Set task: Set the following entries down again exactly, line by line.
[Input start]
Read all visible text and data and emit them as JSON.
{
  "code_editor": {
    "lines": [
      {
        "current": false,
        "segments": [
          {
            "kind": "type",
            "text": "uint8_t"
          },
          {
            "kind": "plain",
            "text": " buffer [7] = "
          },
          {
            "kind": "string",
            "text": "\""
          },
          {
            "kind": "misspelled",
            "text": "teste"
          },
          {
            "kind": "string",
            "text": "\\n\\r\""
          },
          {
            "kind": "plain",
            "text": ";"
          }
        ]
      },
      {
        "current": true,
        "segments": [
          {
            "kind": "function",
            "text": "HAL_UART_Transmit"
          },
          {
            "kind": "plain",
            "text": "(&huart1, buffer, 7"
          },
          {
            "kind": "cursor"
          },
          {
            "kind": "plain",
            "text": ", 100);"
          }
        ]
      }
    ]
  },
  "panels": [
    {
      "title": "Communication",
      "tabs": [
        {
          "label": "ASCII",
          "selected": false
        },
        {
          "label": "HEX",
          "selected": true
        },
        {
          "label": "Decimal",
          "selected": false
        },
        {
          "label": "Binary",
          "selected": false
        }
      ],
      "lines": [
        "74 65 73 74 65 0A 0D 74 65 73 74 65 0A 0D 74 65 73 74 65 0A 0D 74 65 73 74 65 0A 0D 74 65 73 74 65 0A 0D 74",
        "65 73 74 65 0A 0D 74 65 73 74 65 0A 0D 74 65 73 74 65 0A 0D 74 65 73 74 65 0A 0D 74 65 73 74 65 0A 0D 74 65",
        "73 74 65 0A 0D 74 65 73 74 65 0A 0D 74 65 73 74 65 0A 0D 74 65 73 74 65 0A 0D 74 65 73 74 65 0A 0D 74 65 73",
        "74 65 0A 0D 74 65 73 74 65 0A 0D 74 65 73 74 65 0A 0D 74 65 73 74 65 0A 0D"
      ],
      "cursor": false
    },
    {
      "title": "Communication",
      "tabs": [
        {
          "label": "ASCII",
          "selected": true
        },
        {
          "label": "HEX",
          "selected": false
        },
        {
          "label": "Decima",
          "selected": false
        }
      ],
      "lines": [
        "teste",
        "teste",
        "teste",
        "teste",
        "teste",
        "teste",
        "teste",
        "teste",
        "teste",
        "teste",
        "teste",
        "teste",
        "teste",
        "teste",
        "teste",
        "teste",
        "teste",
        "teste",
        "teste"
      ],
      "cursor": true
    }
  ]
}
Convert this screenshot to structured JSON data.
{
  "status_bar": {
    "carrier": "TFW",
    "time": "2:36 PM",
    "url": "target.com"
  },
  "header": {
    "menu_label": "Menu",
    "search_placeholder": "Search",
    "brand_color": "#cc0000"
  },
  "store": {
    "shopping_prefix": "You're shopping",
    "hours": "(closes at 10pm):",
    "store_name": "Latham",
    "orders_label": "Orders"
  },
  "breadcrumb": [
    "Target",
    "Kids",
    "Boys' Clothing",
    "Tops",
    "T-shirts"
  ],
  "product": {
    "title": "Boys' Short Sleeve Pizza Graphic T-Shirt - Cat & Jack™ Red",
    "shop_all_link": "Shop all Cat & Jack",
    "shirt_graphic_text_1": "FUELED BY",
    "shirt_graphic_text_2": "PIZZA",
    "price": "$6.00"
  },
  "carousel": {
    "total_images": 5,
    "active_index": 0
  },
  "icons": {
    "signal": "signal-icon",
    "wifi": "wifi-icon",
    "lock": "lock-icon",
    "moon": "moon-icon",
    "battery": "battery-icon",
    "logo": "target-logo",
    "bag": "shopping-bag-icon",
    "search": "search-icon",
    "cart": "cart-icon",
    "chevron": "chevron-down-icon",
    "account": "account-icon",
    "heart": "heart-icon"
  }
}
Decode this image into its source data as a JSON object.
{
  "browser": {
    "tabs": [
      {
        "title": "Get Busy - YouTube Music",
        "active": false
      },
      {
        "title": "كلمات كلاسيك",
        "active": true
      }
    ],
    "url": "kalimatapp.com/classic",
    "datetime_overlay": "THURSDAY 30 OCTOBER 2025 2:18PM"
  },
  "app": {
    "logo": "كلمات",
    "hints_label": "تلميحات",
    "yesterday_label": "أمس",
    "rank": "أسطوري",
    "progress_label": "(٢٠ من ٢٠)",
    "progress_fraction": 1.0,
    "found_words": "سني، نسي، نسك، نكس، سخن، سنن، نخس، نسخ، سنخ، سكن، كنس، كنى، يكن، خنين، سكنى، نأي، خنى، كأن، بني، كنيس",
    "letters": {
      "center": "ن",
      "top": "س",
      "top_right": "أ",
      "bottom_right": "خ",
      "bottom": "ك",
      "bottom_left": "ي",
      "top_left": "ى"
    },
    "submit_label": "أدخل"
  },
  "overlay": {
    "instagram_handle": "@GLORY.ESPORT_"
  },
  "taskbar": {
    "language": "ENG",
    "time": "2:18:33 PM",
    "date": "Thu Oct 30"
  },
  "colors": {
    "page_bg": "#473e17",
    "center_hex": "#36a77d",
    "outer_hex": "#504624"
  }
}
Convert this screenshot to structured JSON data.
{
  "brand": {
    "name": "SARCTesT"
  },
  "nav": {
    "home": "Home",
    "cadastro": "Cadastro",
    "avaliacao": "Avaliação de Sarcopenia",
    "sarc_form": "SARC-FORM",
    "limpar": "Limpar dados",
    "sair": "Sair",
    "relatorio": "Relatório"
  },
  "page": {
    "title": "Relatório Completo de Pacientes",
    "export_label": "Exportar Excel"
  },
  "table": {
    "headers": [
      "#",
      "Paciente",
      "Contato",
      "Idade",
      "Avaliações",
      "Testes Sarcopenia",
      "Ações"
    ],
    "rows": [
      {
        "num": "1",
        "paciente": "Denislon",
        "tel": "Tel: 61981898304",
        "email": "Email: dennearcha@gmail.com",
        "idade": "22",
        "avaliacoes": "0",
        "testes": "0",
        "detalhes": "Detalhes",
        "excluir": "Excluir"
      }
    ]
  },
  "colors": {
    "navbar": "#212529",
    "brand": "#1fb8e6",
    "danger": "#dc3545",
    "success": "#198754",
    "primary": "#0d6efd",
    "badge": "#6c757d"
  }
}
[Input end]
Response below:
Read all visible text and data and emit them as JSON.
{
  "code_editor": {
    "lines": [
      {
        "current": false,
        "segments": [
          {
            "kind": "type",
            "text": "uint8_t"
          },
          {
            "kind": "plain",
            "text": " buffer [7] = "
          },
          {
            "kind": "string",
            "text": "\""
          },
          {
            "kind": "misspelled",
            "text": "teste"
          },
          {
            "kind": "string",
            "text": "\\n\\r\""
          },
          {
            "kind": "plain",
            "text": ";"
          }
        ]
      },
      {
        "current": true,
        "segments": [
          {
            "kind": "function",
            "text": "HAL_UART_Transmit"
          },
          {
            "kind": "plain",
            "text": "(&huart1, buffer, 7"
          },
          {
            "kind": "cursor"
          },
          {
            "kind": "plain",
            "text": ", 100);"
          }
        ]
      }
    ]
  },
  "panels": [
    {
      "title": "Communication",
      "tabs": [
        {
          "label": "ASCII",
          "selected": false
        },
        {
          "label": "HEX",
          "selected": true
        },
        {
          "label": "Decimal",
          "selected": false
        },
        {
          "label": "Binary",
          "selected": false
        }
      ],
      "lines": [
        "74 65 73 74 65 0A 0D 74 65 73 74 65 0A 0D 74 65 73 74 65 0A 0D 74 65 73 74 65 0A 0D 74 65 73 74 65 0A 0D 74",
        "65 73 74 65 0A 0D 74 65 73 74 65 0A 0D 74 65 73 74 65 0A 0D 74 65 73 74 65 0A 0D 74 65 73 74 65 0A 0D 74 65",
        "73 74 65 0A 0D 74 65 73 74 65 0A 0D 74 65 73 74 65 0A 0D 74 65 73 74 65 0A 0D 74 65 73 74 65 0A 0D 74 65 73",
        "74 65 0A 0D 74 65 73 74 65 0A 0D 74 65 73 74 65 0A 0D 74 65 73 74 65 0A 0D"
      ],
      "cursor": false
    },
    {
      "title": "Communication",
      "tabs": [
        {
          "label": "ASCII",
          "selected": true
        },
        {
          "label": "HEX",
          "selected": false
        },
        {
          "label": "Decima",
          "selected": false
        }
      ],
      "lines": [
        "teste",
        "teste",
        "teste",
        "teste",
        "teste",
        "teste",
        "teste",
        "teste",
        "teste",
        "teste",
        "teste",
        "teste",
        "teste",
        "teste",
        "teste",
        "teste",
        "teste",
        "teste",
        "teste"
      ],
      "cursor": true
    }
  ]
}
Convert this screenshot to structured JSON data.
{
  "status_bar": {
    "carrier": "TFW",
    "time": "2:36 PM",
    "url": "target.com"
  },
  "header": {
    "menu_label": "Menu",
    "search_placeholder": "Search",
    "brand_color": "#cc0000"
  },
  "store": {
    "shopping_prefix": "You're shopping",
    "hours": "(closes at 10pm):",
    "store_name": "Latham",
    "orders_label": "Orders"
  },
  "breadcrumb": [
    "Target",
    "Kids",
    "Boys' Clothing",
    "Tops",
    "T-shirts"
  ],
  "product": {
    "title": "Boys' Short Sleeve Pizza Graphic T-Shirt - Cat & Jack™ Red",
    "shop_all_link": "Shop all Cat & Jack",
    "shirt_graphic_text_1": "FUELED BY",
    "shirt_graphic_text_2": "PIZZA",
    "price": "$6.00"
  },
  "carousel": {
    "total_images": 5,
    "active_index": 0
  },
  "icons": {
    "signal": "signal-icon",
    "wifi": "wifi-icon",
    "lock": "lock-icon",
    "moon": "moon-icon",
    "battery": "battery-icon",
    "logo": "target-logo",
    "bag": "shopping-bag-icon",
    "search": "search-icon",
    "cart": "cart-icon",
    "chevron": "chevron-down-icon",
    "account": "account-icon",
    "heart": "heart-icon"
  }
}
Decode this image into its source data as a JSON object.
{
  "browser": {
    "tabs": [
      {
        "title": "Get Busy - YouTube Music",
        "active": false
      },
      {
        "title": "كلمات كلاسيك",
        "active": true
      }
    ],
    "url": "kalimatapp.com/classic",
    "datetime_overlay": "THURSDAY 30 OCTOBER 2025 2:18PM"
  },
  "app": {
    "logo": "كلمات",
    "hints_label": "تلميحات",
    "yesterday_label": "أمس",
    "rank": "أسطوري",
    "progress_label": "(٢٠ من ٢٠)",
    "progress_fraction": 1.0,
    "found_words": "سني، نسي، نسك، نكس، سخن، سنن، نخس، نسخ، سنخ، سكن، كنس، كنى، يكن، خنين، سكنى، نأي، خنى، كأن، بني، كنيس",
    "letters": {
      "center": "ن",
      "top": "س",
      "top_right": "أ",
      "bottom_right": "خ",
      "bottom": "ك",
      "bottom_left": "ي",
      "top_left": "ى"
    },
    "submit_label": "أدخل"
  },
  "overlay": {
    "instagram_handle": "@GLORY.ESPORT_"
  },
  "taskbar": {
    "language": "ENG",
    "time": "2:18:33 PM",
    "date": "Thu Oct 30"
  },
  "colors": {
    "page_bg": "#473e17",
    "center_hex": "#36a77d",
    "outer_hex": "#504624"
  }
}
Convert this screenshot to structured JSON data.
{
  "brand": {
    "name": "SARCTesT"
  },
  "nav": {
    "home": "Home",
    "cadastro": "Cadastro",
    "avaliacao": "Avaliação de Sarcopenia",
    "sarc_form": "SARC-FORM",
    "limpar": "Limpar dados",
    "sair": "Sair",
    "relatorio": "Relatório"
  },
  "page": {
    "title": "Relatório Completo de Pacientes",
    "export_label": "Exportar Excel"
  },
  "table": {
    "headers": [
      "#",
      "Paciente",
      "Contato",
      "Idade",
      "Avaliações",
      "Testes Sarcopenia",
      "Ações"
    ],
    "rows": [
      {
        "num": "1",
        "paciente": "Denislon",
        "tel": "Tel: 61981898304",
        "email": "Email: dennearcha@gmail.com",
        "idade": "22",
        "avaliacoes": "0",
        "testes": "0",
        "detalhes": "Detalhes",
        "excluir": "Excluir"
      }
    ]
  },
  "colors": {
    "navbar": "#212529",
    "brand": "#1fb8e6",
    "danger": "#dc3545",
    "success": "#198754",
    "primary": "#0d6efd",
    "badge": "#6c757d"
  }
}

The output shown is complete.